Examine the entries and show every line in which the word "dirty" is found.

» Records
──────────────────────────────

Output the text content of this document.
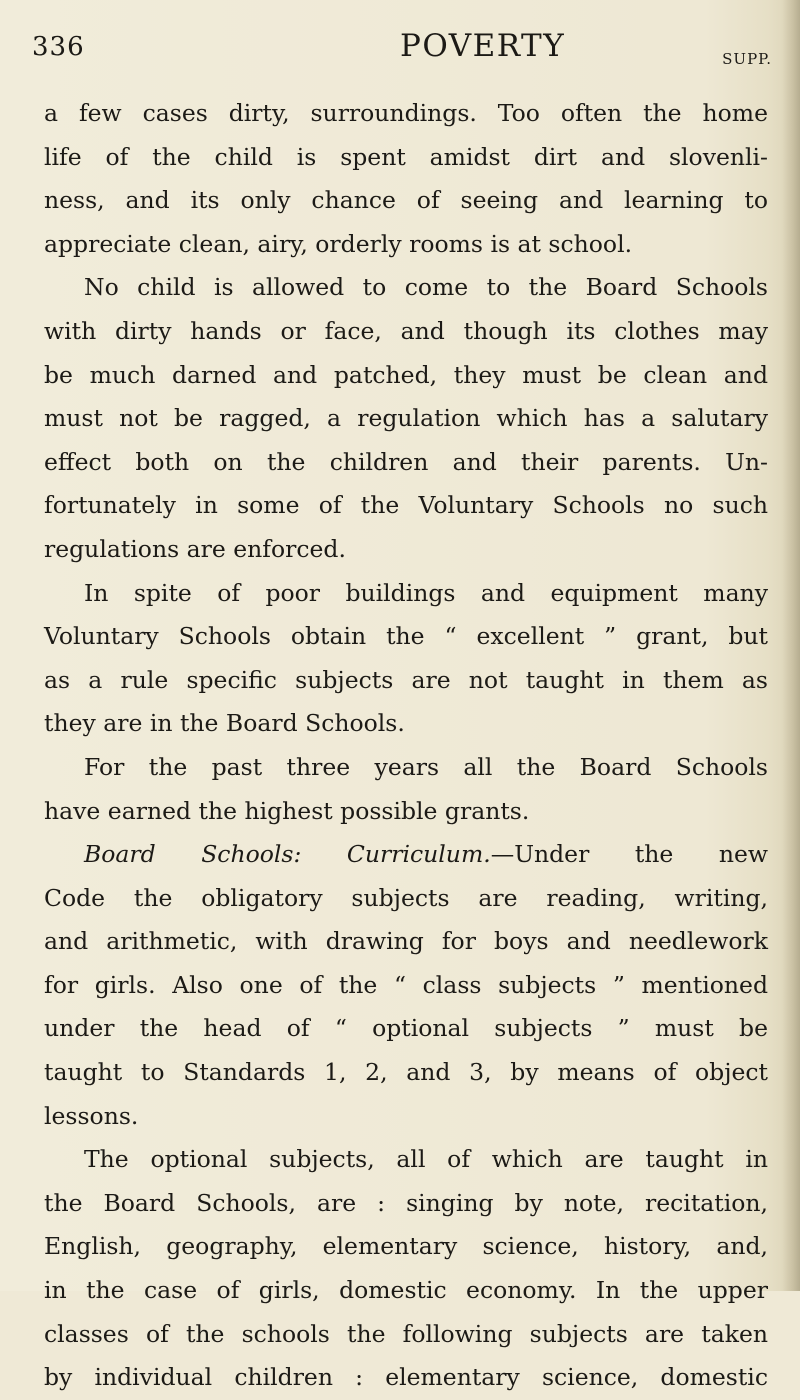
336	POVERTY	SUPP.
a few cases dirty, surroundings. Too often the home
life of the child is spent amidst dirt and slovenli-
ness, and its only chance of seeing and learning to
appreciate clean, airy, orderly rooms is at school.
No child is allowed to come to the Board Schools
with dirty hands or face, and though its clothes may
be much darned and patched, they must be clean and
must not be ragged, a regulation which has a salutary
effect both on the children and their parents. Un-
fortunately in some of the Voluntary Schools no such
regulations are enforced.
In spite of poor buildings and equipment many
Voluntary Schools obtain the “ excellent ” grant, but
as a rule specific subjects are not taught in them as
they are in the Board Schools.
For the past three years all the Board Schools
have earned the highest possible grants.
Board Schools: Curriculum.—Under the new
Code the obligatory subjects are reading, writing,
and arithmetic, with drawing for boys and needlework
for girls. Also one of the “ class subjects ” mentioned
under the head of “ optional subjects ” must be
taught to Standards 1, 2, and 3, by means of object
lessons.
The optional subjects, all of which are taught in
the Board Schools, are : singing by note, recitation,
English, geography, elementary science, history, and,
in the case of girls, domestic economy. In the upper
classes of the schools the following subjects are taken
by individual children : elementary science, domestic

──────────────────────────────

» Correct response
a few cases dirty, surroundings. Too often the home
with dirty hands or face, and though its clothes may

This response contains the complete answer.